--- Task inputs ---
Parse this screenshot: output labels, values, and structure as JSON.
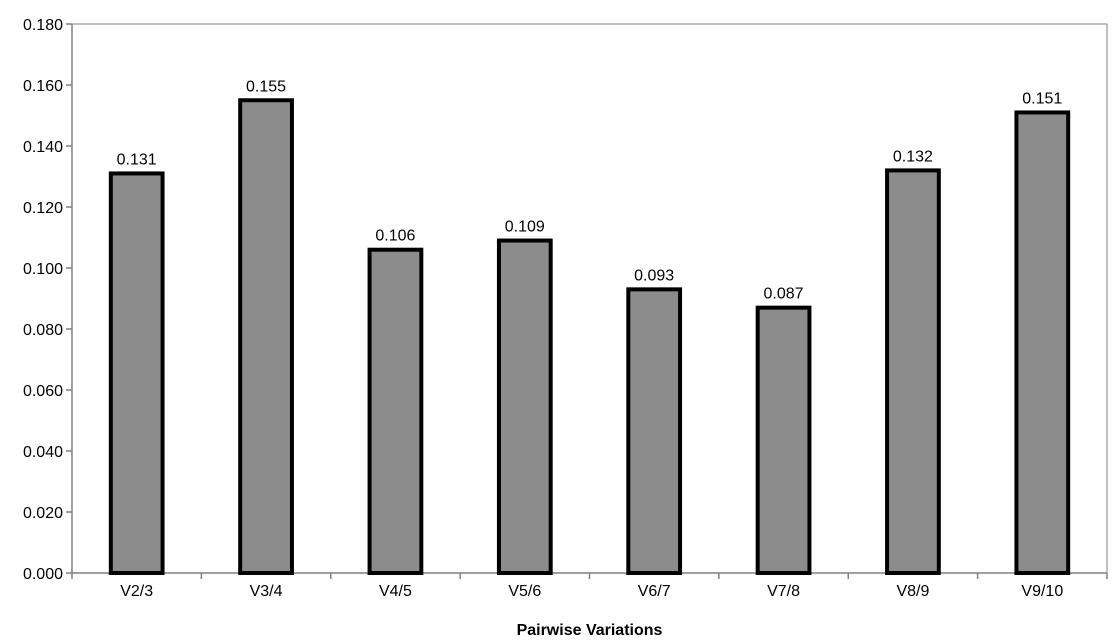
{
  "chart_data": {
    "type": "bar",
    "title": "",
    "xlabel": "Pairwise Variations",
    "ylabel": "",
    "categories": [
      "V2/3",
      "V3/4",
      "V4/5",
      "V5/6",
      "V6/7",
      "V7/8",
      "V8/9",
      "V9/10"
    ],
    "values": [
      0.131,
      0.155,
      0.106,
      0.109,
      0.093,
      0.087,
      0.132,
      0.151
    ],
    "value_labels": [
      "0.131",
      "0.155",
      "0.106",
      "0.109",
      "0.093",
      "0.087",
      "0.132",
      "0.151"
    ],
    "ylim": [
      0,
      0.18
    ],
    "yticks": [
      0,
      0.02,
      0.04,
      0.06,
      0.08,
      0.1,
      0.12,
      0.14,
      0.16,
      0.18
    ],
    "ytick_labels": [
      "0.000",
      "0.020",
      "0.040",
      "0.060",
      "0.080",
      "0.100",
      "0.120",
      "0.140",
      "0.160",
      "0.180"
    ],
    "grid": false,
    "legend": "none",
    "colors": {
      "bar_fill": "#8c8c8c",
      "bar_stroke": "#000000",
      "axis": "#808080",
      "plot_border": "#808080"
    }
  }
}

--- Short task ---
List each line of the entries that holds the string "values".

--- Answer to this problem ---
Parse this screenshot: output labels, values, and structure as JSON.
    "values": [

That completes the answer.